• **WHAT THE TASK REQUIRES**: Where does the string "再生资源物流" appear in the records? Copy every line that contains it.

• **STORED DATA**:
** BEGIN **

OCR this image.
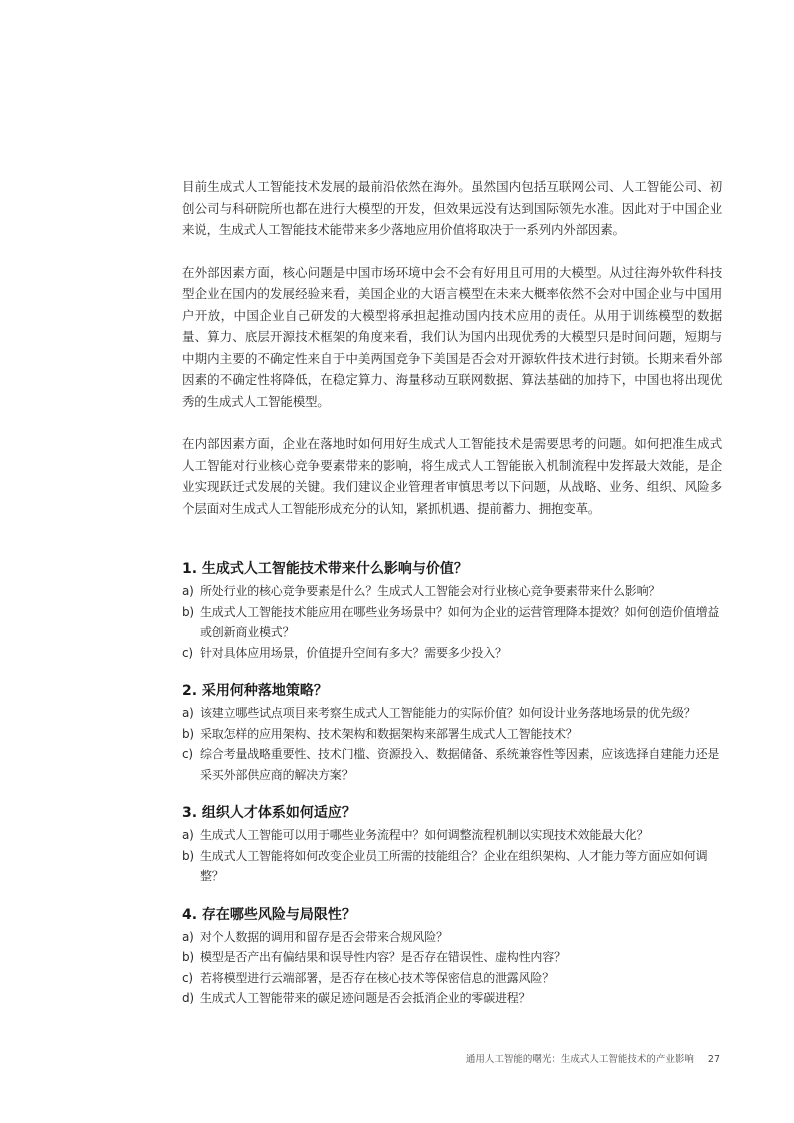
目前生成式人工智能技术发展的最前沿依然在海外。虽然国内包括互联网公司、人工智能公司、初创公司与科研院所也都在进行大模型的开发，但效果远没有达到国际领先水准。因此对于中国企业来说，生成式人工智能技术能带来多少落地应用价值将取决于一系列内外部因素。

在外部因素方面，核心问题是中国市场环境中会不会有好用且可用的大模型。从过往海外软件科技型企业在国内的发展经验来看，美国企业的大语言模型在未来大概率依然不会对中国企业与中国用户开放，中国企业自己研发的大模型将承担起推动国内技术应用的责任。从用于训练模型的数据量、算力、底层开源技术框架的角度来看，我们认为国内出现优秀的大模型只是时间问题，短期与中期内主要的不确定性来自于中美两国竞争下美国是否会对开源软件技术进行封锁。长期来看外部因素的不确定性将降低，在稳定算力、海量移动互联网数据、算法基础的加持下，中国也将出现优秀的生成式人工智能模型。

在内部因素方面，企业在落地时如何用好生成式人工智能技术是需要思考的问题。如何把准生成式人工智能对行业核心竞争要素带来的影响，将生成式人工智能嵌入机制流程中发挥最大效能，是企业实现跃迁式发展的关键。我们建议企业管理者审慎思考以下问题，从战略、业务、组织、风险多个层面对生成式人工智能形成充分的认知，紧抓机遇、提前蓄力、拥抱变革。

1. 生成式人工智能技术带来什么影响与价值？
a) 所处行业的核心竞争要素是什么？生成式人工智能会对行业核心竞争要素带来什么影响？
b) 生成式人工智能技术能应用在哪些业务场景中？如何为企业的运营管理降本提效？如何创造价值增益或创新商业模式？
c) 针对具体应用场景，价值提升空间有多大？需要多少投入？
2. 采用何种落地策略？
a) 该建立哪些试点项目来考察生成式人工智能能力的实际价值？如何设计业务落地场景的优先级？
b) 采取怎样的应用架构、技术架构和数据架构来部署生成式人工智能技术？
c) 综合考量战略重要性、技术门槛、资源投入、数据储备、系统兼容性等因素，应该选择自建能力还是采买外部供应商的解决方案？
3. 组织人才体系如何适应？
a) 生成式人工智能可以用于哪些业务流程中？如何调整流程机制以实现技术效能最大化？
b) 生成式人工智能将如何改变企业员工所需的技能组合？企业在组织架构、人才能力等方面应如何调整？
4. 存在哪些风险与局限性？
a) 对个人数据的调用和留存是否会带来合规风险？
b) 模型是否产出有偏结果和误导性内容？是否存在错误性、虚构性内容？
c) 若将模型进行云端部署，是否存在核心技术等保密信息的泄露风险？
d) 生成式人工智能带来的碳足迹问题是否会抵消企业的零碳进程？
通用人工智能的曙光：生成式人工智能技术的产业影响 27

** END **
** BEGIN **

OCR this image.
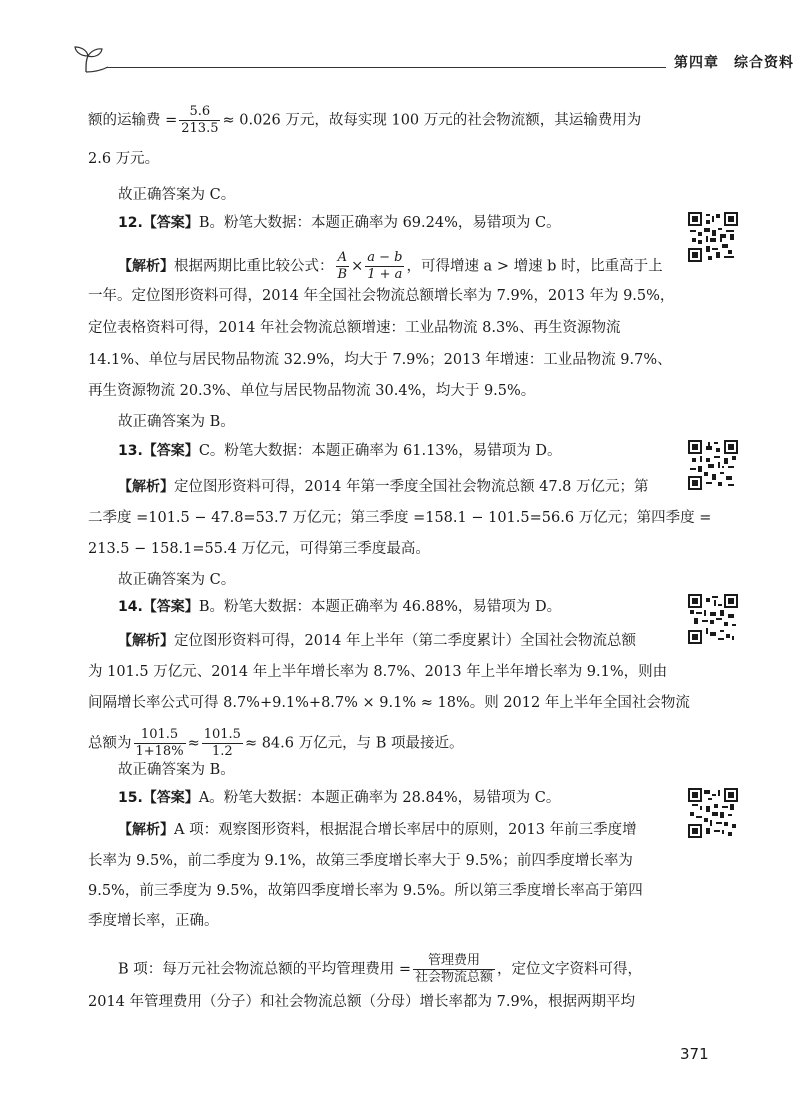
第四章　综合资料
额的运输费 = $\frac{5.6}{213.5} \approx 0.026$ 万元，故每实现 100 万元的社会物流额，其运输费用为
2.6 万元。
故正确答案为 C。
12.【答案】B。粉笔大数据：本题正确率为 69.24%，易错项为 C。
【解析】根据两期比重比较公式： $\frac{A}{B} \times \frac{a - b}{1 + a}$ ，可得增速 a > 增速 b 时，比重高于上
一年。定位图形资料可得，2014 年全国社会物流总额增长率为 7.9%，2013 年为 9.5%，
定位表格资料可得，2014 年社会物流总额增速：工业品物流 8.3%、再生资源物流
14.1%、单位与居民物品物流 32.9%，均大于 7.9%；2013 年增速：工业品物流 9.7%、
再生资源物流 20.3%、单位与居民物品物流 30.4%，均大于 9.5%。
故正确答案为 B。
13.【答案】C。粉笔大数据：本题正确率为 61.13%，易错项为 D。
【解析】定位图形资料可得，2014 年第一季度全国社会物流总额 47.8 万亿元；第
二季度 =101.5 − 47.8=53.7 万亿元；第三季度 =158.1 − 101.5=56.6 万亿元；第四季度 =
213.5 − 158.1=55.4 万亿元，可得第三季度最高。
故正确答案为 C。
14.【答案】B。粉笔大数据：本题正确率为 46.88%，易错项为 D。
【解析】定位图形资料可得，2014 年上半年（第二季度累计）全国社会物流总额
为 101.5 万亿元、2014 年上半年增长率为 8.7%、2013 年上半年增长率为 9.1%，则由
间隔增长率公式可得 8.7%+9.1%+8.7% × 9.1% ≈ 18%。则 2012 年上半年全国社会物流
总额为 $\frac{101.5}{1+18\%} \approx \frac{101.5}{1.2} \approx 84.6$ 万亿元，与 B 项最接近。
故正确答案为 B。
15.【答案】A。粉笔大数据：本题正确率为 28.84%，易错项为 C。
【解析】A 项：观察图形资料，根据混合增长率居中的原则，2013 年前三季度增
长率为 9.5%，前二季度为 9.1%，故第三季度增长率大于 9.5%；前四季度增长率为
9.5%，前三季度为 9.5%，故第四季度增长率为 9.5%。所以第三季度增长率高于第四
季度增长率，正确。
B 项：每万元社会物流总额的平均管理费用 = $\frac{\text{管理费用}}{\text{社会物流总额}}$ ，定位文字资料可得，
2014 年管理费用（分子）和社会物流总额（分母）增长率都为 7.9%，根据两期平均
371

** END **

• **EXERCISE ANSWER**:
定位表格资料可得，2014 年社会物流总额增速：工业品物流 8.3%、再生资源物流
再生资源物流 20.3%、单位与居民物品物流 30.4%，均大于 9.5%。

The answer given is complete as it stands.